### MATERIAL TO PROCESS:
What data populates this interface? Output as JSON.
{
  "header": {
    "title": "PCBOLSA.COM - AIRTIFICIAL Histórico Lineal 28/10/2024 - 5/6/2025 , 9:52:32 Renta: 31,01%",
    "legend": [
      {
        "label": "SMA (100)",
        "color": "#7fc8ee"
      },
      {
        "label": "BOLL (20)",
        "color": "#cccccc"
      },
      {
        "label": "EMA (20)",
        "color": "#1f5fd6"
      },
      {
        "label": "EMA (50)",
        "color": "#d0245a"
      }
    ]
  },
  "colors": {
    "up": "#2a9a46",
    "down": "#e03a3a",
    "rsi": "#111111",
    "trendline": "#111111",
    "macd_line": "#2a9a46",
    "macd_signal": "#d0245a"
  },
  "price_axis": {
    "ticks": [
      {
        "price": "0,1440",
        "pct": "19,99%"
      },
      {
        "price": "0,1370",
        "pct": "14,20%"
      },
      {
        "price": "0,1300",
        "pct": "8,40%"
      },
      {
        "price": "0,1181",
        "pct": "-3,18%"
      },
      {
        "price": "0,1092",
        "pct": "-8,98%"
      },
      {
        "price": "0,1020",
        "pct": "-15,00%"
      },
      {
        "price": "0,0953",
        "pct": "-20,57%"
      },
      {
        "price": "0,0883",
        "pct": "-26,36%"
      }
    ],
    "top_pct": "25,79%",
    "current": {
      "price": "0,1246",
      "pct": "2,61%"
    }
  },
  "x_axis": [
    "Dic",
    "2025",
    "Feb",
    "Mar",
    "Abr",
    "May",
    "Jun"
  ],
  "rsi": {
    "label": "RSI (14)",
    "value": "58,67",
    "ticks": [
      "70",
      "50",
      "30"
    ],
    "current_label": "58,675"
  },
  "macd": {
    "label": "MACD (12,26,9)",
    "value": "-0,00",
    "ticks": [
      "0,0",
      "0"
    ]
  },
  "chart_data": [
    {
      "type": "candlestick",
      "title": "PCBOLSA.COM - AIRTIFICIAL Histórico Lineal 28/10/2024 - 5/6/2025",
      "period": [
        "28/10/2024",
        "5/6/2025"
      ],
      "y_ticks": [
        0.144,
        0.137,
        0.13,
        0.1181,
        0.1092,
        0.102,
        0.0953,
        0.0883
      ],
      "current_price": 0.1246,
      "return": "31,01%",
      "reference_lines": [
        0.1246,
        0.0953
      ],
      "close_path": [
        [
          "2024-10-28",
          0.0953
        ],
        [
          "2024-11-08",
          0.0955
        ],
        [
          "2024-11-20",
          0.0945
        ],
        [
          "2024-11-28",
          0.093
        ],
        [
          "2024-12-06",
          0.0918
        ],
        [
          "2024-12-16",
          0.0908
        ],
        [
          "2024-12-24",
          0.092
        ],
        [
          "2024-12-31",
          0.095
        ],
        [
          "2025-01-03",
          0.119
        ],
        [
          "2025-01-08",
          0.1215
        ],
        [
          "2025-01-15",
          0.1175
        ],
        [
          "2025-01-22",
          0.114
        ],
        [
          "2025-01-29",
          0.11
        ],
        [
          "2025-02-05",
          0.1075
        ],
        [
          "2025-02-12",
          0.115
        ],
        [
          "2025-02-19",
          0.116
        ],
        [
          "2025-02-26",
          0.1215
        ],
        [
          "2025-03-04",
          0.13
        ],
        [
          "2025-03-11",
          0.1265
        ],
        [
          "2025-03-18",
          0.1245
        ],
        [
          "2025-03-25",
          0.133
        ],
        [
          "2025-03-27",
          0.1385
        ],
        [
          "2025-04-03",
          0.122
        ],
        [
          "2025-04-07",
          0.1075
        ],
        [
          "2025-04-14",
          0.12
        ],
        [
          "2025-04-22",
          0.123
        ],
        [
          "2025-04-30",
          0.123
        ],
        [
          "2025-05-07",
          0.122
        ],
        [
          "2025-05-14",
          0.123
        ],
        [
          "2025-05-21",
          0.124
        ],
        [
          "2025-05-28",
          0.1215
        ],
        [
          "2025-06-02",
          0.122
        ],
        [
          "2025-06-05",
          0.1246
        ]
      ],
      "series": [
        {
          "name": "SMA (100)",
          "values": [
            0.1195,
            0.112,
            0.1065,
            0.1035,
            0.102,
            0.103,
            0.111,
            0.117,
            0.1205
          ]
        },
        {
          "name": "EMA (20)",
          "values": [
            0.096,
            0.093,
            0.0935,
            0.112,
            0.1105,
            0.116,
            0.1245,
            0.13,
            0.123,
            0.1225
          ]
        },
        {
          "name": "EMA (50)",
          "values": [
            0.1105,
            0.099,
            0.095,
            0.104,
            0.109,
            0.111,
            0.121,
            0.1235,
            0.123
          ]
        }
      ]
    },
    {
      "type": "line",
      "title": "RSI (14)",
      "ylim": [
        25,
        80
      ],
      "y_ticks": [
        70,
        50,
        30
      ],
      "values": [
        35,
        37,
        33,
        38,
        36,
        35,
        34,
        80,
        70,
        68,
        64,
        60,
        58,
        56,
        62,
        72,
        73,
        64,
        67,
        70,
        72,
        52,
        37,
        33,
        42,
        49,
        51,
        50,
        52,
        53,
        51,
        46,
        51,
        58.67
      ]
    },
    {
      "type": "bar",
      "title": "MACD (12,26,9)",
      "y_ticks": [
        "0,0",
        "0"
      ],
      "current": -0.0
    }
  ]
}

### GIVEN INSTRUCTION:
The records above should be restated word for word, please.

### FINAL RESULT:
What data populates this interface? Output as JSON.
{
  "header": {
    "title": "PCBOLSA.COM - AIRTIFICIAL Histórico Lineal 28/10/2024 - 5/6/2025 , 9:52:32 Renta: 31,01%",
    "legend": [
      {
        "label": "SMA (100)",
        "color": "#7fc8ee"
      },
      {
        "label": "BOLL (20)",
        "color": "#cccccc"
      },
      {
        "label": "EMA (20)",
        "color": "#1f5fd6"
      },
      {
        "label": "EMA (50)",
        "color": "#d0245a"
      }
    ]
  },
  "colors": {
    "up": "#2a9a46",
    "down": "#e03a3a",
    "rsi": "#111111",
    "trendline": "#111111",
    "macd_line": "#2a9a46",
    "macd_signal": "#d0245a"
  },
  "price_axis": {
    "ticks": [
      {
        "price": "0,1440",
        "pct": "19,99%"
      },
      {
        "price": "0,1370",
        "pct": "14,20%"
      },
      {
        "price": "0,1300",
        "pct": "8,40%"
      },
      {
        "price": "0,1181",
        "pct": "-3,18%"
      },
      {
        "price": "0,1092",
        "pct": "-8,98%"
      },
      {
        "price": "0,1020",
        "pct": "-15,00%"
      },
      {
        "price": "0,0953",
        "pct": "-20,57%"
      },
      {
        "price": "0,0883",
        "pct": "-26,36%"
      }
    ],
    "top_pct": "25,79%",
    "current": {
      "price": "0,1246",
      "pct": "2,61%"
    }
  },
  "x_axis": [
    "Dic",
    "2025",
    "Feb",
    "Mar",
    "Abr",
    "May",
    "Jun"
  ],
  "rsi": {
    "label": "RSI (14)",
    "value": "58,67",
    "ticks": [
      "70",
      "50",
      "30"
    ],
    "current_label": "58,675"
  },
  "macd": {
    "label": "MACD (12,26,9)",
    "value": "-0,00",
    "ticks": [
      "0,0",
      "0"
    ]
  },
  "chart_data": [
    {
      "type": "candlestick",
      "title": "PCBOLSA.COM - AIRTIFICIAL Histórico Lineal 28/10/2024 - 5/6/2025",
      "period": [
        "28/10/2024",
        "5/6/2025"
      ],
      "y_ticks": [
        0.144,
        0.137,
        0.13,
        0.1181,
        0.1092,
        0.102,
        0.0953,
        0.0883
      ],
      "current_price": 0.1246,
      "return": "31,01%",
      "reference_lines": [
        0.1246,
        0.0953
      ],
      "close_path": [
        [
          "2024-10-28",
          0.0953
        ],
        [
          "2024-11-08",
          0.0955
        ],
        [
          "2024-11-20",
          0.0945
        ],
        [
          "2024-11-28",
          0.093
        ],
        [
          "2024-12-06",
          0.0918
        ],
        [
          "2024-12-16",
          0.0908
        ],
        [
          "2024-12-24",
          0.092
        ],
        [
          "2024-12-31",
          0.095
        ],
        [
          "2025-01-03",
          0.119
        ],
        [
          "2025-01-08",
          0.1215
        ],
        [
          "2025-01-15",
          0.1175
        ],
        [
          "2025-01-22",
          0.114
        ],
        [
          "2025-01-29",
          0.11
        ],
        [
          "2025-02-05",
          0.1075
        ],
        [
          "2025-02-12",
          0.115
        ],
        [
          "2025-02-19",
          0.116
        ],
        [
          "2025-02-26",
          0.1215
        ],
        [
          "2025-03-04",
          0.13
        ],
        [
          "2025-03-11",
          0.1265
        ],
        [
          "2025-03-18",
          0.1245
        ],
        [
          "2025-03-25",
          0.133
        ],
        [
          "2025-03-27",
          0.1385
        ],
        [
          "2025-04-03",
          0.122
        ],
        [
          "2025-04-07",
          0.1075
        ],
        [
          "2025-04-14",
          0.12
        ],
        [
          "2025-04-22",
          0.123
        ],
        [
          "2025-04-30",
          0.123
        ],
        [
          "2025-05-07",
          0.122
        ],
        [
          "2025-05-14",
          0.123
        ],
        [
          "2025-05-21",
          0.124
        ],
        [
          "2025-05-28",
          0.1215
        ],
        [
          "2025-06-02",
          0.122
        ],
        [
          "2025-06-05",
          0.1246
        ]
      ],
      "series": [
        {
          "name": "SMA (100)",
          "values": [
            0.1195,
            0.112,
            0.1065,
            0.1035,
            0.102,
            0.103,
            0.111,
            0.117,
            0.1205
          ]
        },
        {
          "name": "EMA (20)",
          "values": [
            0.096,
            0.093,
            0.0935,
            0.112,
            0.1105,
            0.116,
            0.1245,
            0.13,
            0.123,
            0.1225
          ]
        },
        {
          "name": "EMA (50)",
          "values": [
            0.1105,
            0.099,
            0.095,
            0.104,
            0.109,
            0.111,
            0.121,
            0.1235,
            0.123
          ]
        }
      ]
    },
    {
      "type": "line",
      "title": "RSI (14)",
      "ylim": [
        25,
        80
      ],
      "y_ticks": [
        70,
        50,
        30
      ],
      "values": [
        35,
        37,
        33,
        38,
        36,
        35,
        34,
        80,
        70,
        68,
        64,
        60,
        58,
        56,
        62,
        72,
        73,
        64,
        67,
        70,
        72,
        52,
        37,
        33,
        42,
        49,
        51,
        50,
        52,
        53,
        51,
        46,
        51,
        58.67
      ]
    },
    {
      "type": "bar",
      "title": "MACD (12,26,9)",
      "y_ticks": [
        "0,0",
        "0"
      ],
      "current": -0.0
    }
  ]
}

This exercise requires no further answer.